TASK PROMPT:
What oven temperature does the sourdough snickerdoodle recipe call for?

SOURCE:
::::

Sourdough Snickerdoodles Recipe


5 Stars 4 Stars 3 Stars 2 Stars 1 Star

4 from 14 reviews

  • Author: Chef
  • Total Time: 38 minutes
  • Yield: 24 cookies

Description

Delightfully soft and chewy sourdough snickerdoodles that combine classic cinnamon sugar flavor with the subtle tangy depth of sourdough starter. These 24 cookies are perfect for a cozy snack or sharing with friends and family, featuring a tender texture and a crisp cinnamon-sugar crust baked to golden perfection.


Ingredients

Wet Ingredients

  • 1/2 cup (1 stick) unsalted butter, softened
  • 1/2 cup granulated sugar
  • 1/2 cup brown sugar, packed
  • 1/2 cup sourdough starter (or discard)
  • 1 large egg
  • 1 tsp vanilla extract

Dry Ingredients

  • 2 cups all-purpose flour
  • 1 tsp cream of tartar
  • 1/2 tsp baking soda
  • 1/4 tsp salt
  • 1 tsp ground cinnamon

Cinnamon Sugar Coating

  • 1/4 cup granulated sugar
  • 1 1/2 tsp ground cinnamon


Instructions

  1. Preheat oven: Preheat your oven to 350°F (175°C) and prepare a baking sheet by lining it with parchment paper or a silicone baking mat to prevent sticking.

::::

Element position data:
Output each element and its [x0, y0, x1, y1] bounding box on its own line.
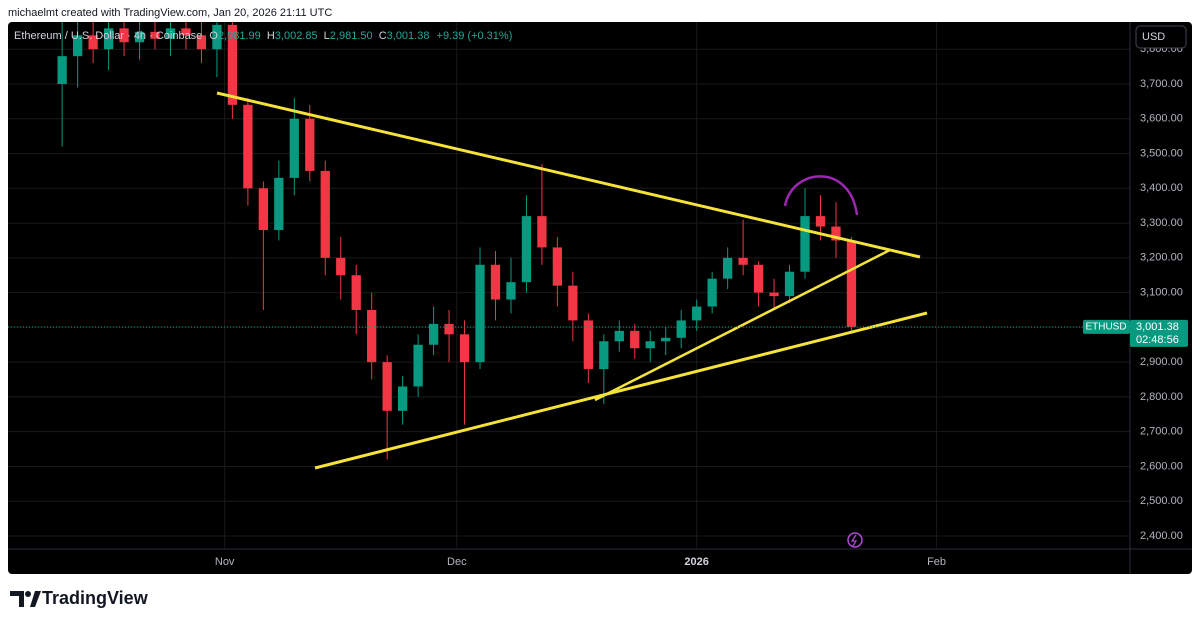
price-tag	[1130, 319, 1188, 347]
attribution: michaelmt created with TradingView.com, …	[8, 7, 332, 19]
candle-body	[490, 264, 501, 300]
trend-line	[216, 91, 921, 259]
candle-body	[305, 118, 315, 171]
candle-body	[552, 247, 563, 286]
legend-value: 2,981.99	[218, 30, 261, 42]
legend-title: Ethereum / U.S. Dollar · 4h · Coinbase	[14, 30, 202, 42]
candle-body	[397, 386, 408, 411]
candle-body	[181, 28, 191, 36]
candle-body	[784, 271, 795, 297]
candle-body	[119, 28, 129, 43]
y-tick-label: 2,900.00	[1140, 356, 1183, 368]
y-tick-label: 2,400.00	[1140, 530, 1183, 542]
y-tick-label: 2,700.00	[1140, 426, 1183, 438]
legend-change: +9.39 (+0.31%)	[437, 30, 513, 42]
countdown: 02:48:56	[1136, 334, 1179, 346]
legend-key: C	[379, 30, 387, 42]
candle-body	[831, 226, 841, 241]
arc-drawing	[783, 175, 859, 216]
candle-body	[568, 285, 578, 321]
candle-body	[289, 118, 299, 178]
candle-body	[134, 31, 145, 43]
candle-body	[537, 216, 547, 248]
y-tick-label: 3,700.00	[1140, 78, 1183, 90]
x-tick-label: 2026	[684, 556, 708, 568]
candle-body	[738, 257, 748, 265]
event-icon	[850, 534, 858, 547]
candle-body	[243, 104, 253, 189]
candle-body	[444, 323, 454, 335]
candle-body	[459, 334, 470, 363]
legend: Ethereum / U.S. Dollar · 4h · Coinbase O…	[14, 30, 512, 42]
y-tick-label: 3,400.00	[1140, 182, 1183, 194]
candle-body	[336, 257, 346, 276]
brand-logo	[10, 591, 41, 607]
chart-panel	[8, 22, 1192, 574]
candle-body	[258, 188, 268, 231]
candle-body	[428, 323, 439, 345]
event-icon	[847, 532, 863, 548]
candle-body	[645, 341, 655, 349]
trend-line	[594, 248, 891, 402]
drawings	[216, 91, 928, 548]
candle-body	[413, 344, 423, 387]
candle-body	[88, 35, 98, 50]
candle-body	[165, 28, 176, 39]
brand: TradingView	[42, 588, 149, 608]
candle-body	[753, 264, 764, 293]
candle-body	[320, 170, 330, 258]
candle-body	[815, 216, 826, 227]
candle-body	[769, 292, 779, 297]
candle-body	[707, 278, 717, 307]
candle-body	[630, 330, 640, 349]
candle-body	[599, 341, 609, 370]
y-tick-label: 3,500.00	[1140, 147, 1183, 159]
legend-value: 2,981.50	[330, 30, 373, 42]
candle-body	[227, 24, 238, 105]
trend-line	[314, 311, 928, 470]
candle-body	[506, 282, 516, 300]
y-tick-label: 3,100.00	[1140, 287, 1183, 299]
candle-body	[212, 24, 222, 50]
candle-body	[367, 309, 377, 363]
price-label: 3,001.38	[1136, 321, 1179, 333]
candle-body	[196, 35, 207, 50]
candle-body	[692, 306, 702, 321]
candle-body	[382, 362, 392, 411]
candle-body	[846, 240, 857, 327]
candle-body	[57, 56, 67, 84]
legend-value: 3,002.85	[275, 30, 318, 42]
y-tick-label: 2,600.00	[1140, 460, 1183, 472]
candle-body	[150, 31, 160, 39]
y-tick-label: 2,500.00	[1140, 495, 1183, 507]
x-tick-label: Nov	[215, 556, 235, 568]
candle-body	[583, 320, 593, 370]
candle-body	[72, 35, 83, 57]
legend-key: L	[324, 30, 330, 42]
candle-body	[274, 177, 284, 231]
currency[interactable]: USD	[1142, 31, 1165, 43]
y-tick-label: 3,200.00	[1140, 252, 1183, 264]
candle-body	[722, 257, 733, 279]
y-tick-label: 3,600.00	[1140, 113, 1183, 125]
candle-body	[614, 330, 624, 342]
x-tick-label: Dec	[447, 556, 467, 568]
candle-body	[676, 320, 686, 338]
y-tick-label: 2,800.00	[1140, 391, 1183, 403]
candle-body	[521, 216, 532, 283]
legend-key: H	[267, 30, 275, 42]
symbol-label: ETHUSD	[1085, 322, 1126, 333]
legend-key: O	[209, 30, 218, 42]
legend-value: 3,001.38	[387, 30, 430, 42]
candle-body	[800, 216, 810, 272]
candle-body	[351, 275, 361, 310]
currency-button[interactable]	[1135, 25, 1187, 49]
candle-body	[661, 337, 671, 342]
symbol-tag	[1083, 319, 1130, 334]
candle-body	[103, 28, 114, 50]
y-tick-label: 3,300.00	[1140, 217, 1183, 229]
candle-body	[475, 264, 485, 363]
x-tick-label: Feb	[927, 556, 946, 568]
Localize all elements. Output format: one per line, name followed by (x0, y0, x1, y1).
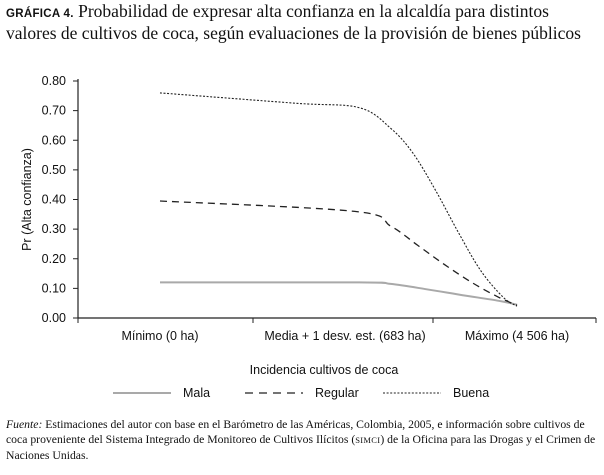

::::

RESPONSE TO THE EXERCISE:
350°F (175°C)